───── Material supplied ─────
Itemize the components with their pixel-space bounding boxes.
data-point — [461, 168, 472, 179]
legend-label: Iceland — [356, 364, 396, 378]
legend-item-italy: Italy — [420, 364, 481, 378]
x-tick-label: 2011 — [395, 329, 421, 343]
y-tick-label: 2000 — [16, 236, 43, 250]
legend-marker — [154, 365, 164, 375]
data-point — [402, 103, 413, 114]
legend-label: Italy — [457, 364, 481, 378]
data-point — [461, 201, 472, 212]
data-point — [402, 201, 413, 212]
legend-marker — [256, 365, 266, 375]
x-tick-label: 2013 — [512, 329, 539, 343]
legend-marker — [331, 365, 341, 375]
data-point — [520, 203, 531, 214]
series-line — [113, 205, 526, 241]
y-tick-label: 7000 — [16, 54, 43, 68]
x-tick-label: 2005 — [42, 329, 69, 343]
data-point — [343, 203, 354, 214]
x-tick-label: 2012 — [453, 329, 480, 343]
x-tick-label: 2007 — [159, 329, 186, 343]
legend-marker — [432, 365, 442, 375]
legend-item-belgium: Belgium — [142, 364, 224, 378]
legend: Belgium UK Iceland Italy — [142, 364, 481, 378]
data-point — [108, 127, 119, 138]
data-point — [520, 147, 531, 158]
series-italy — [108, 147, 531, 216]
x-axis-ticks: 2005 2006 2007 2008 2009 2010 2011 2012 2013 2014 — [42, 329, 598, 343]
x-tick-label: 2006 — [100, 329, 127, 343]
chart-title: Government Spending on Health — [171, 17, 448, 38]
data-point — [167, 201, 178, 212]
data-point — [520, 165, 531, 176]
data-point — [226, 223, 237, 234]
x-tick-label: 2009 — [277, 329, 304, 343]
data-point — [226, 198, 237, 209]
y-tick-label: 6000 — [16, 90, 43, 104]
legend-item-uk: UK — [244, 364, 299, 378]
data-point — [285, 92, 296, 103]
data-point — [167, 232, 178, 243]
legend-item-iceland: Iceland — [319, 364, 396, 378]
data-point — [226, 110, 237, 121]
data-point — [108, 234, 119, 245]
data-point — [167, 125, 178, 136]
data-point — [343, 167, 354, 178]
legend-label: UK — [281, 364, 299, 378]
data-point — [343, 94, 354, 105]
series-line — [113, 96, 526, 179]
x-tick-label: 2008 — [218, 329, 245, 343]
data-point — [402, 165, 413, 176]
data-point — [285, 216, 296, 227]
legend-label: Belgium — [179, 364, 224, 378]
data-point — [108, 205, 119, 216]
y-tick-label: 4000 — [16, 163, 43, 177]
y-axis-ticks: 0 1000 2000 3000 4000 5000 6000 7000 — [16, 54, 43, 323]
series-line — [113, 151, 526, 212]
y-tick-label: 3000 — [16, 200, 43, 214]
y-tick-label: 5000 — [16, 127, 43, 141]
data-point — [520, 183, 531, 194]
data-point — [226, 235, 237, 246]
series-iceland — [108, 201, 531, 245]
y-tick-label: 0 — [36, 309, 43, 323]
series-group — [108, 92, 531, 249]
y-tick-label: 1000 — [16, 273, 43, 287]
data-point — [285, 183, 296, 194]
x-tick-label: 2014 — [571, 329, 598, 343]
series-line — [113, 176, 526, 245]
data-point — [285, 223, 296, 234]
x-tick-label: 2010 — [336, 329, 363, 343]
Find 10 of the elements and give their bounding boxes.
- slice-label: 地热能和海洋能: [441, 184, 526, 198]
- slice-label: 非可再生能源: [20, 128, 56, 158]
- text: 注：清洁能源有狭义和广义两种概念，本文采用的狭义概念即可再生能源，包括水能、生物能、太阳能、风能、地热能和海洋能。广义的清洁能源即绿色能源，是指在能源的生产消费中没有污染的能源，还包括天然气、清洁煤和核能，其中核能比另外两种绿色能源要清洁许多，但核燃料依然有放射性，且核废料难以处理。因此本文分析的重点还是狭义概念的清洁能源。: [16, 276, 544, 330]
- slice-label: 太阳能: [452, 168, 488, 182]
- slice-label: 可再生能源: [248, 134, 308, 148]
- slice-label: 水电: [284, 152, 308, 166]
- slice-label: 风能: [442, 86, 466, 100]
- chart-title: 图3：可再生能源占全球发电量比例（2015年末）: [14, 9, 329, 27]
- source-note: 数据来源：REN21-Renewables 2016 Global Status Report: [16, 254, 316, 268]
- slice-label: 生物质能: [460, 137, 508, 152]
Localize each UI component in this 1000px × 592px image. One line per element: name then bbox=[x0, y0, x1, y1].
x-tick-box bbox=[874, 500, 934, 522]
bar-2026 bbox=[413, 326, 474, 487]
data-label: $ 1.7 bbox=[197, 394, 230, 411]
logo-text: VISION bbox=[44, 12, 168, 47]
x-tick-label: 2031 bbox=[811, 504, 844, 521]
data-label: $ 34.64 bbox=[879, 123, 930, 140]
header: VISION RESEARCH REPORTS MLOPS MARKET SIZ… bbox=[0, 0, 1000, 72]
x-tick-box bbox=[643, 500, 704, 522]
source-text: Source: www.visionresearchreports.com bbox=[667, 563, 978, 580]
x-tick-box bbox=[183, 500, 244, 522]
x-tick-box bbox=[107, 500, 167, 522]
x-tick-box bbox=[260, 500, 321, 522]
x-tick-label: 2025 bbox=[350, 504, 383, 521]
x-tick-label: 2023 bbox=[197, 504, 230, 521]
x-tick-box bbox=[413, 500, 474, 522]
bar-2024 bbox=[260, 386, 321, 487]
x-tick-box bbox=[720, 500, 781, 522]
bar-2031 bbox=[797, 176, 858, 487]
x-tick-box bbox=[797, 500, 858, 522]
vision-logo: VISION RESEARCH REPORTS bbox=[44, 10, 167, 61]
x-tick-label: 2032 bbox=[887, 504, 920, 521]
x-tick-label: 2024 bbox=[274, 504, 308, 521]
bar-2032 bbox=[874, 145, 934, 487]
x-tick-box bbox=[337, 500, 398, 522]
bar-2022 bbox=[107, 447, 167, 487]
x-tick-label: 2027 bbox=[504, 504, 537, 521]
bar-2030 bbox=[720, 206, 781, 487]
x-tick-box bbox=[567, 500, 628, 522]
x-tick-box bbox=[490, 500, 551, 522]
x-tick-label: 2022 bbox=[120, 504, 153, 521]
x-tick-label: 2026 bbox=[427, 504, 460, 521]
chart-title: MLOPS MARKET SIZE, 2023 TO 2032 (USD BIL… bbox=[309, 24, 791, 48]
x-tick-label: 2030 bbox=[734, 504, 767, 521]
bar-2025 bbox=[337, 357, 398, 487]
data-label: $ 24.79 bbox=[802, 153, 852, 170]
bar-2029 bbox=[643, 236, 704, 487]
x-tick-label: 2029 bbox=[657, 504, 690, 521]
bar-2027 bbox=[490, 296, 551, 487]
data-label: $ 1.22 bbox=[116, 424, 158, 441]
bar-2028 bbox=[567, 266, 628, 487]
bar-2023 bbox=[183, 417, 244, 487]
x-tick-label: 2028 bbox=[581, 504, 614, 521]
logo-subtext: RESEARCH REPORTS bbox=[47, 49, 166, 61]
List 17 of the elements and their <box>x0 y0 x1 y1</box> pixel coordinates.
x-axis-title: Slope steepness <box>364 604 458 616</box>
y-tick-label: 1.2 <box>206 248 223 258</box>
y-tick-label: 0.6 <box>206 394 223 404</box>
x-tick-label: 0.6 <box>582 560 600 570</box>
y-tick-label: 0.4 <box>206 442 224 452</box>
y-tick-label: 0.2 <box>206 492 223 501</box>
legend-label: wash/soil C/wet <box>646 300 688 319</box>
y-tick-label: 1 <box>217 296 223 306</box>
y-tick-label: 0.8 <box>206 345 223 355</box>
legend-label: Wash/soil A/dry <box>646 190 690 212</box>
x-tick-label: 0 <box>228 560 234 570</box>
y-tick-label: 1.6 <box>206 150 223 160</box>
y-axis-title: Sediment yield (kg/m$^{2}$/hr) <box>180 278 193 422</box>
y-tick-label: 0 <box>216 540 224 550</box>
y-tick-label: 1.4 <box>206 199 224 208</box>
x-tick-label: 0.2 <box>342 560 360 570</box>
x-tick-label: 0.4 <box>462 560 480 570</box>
─────
### [What the task asks]
Rewrite the rows starting at the first row and ending at the row containing "data-point — [167, 125, 178, 136]", replacing "Spending" with "Expenditure" and leaving everything else unchanged.

### [Result of this exercise]
Itemize the components with their pixel-space bounding boxes.
data-point — [461, 168, 472, 179]
legend-label: Iceland — [356, 364, 396, 378]
legend-item-italy: Italy — [420, 364, 481, 378]
x-tick-label: 2011 — [395, 329, 421, 343]
y-tick-label: 2000 — [16, 236, 43, 250]
legend-marker — [154, 365, 164, 375]
data-point — [402, 103, 413, 114]
legend-label: Italy — [457, 364, 481, 378]
data-point — [461, 201, 472, 212]
data-point — [402, 201, 413, 212]
legend-marker — [256, 365, 266, 375]
x-tick-label: 2013 — [512, 329, 539, 343]
legend-marker — [331, 365, 341, 375]
data-point — [520, 203, 531, 214]
series-line — [113, 205, 526, 241]
y-tick-label: 7000 — [16, 54, 43, 68]
x-tick-label: 2005 — [42, 329, 69, 343]
data-point — [343, 203, 354, 214]
x-tick-label: 2012 — [453, 329, 480, 343]
x-tick-label: 2007 — [159, 329, 186, 343]
legend-marker — [432, 365, 442, 375]
legend-item-belgium: Belgium — [142, 364, 224, 378]
legend: Belgium UK Iceland Italy — [142, 364, 481, 378]
data-point — [108, 127, 119, 138]
data-point — [520, 147, 531, 158]
series-italy — [108, 147, 531, 216]
x-axis-ticks: 2005 2006 2007 2008 2009 2010 2011 2012 2013 2014 — [42, 329, 598, 343]
x-tick-label: 2006 — [100, 329, 127, 343]
chart-title: Government Expenditure on Health — [171, 17, 448, 38]
data-point — [167, 201, 178, 212]
data-point — [520, 165, 531, 176]
data-point — [226, 223, 237, 234]
x-tick-label: 2009 — [277, 329, 304, 343]
data-point — [226, 198, 237, 209]
y-tick-label: 6000 — [16, 90, 43, 104]
legend-item-uk: UK — [244, 364, 299, 378]
data-point — [285, 92, 296, 103]
data-point — [167, 232, 178, 243]
legend-item-iceland: Iceland — [319, 364, 396, 378]
data-point — [226, 110, 237, 121]
data-point — [108, 234, 119, 245]
data-point — [167, 125, 178, 136]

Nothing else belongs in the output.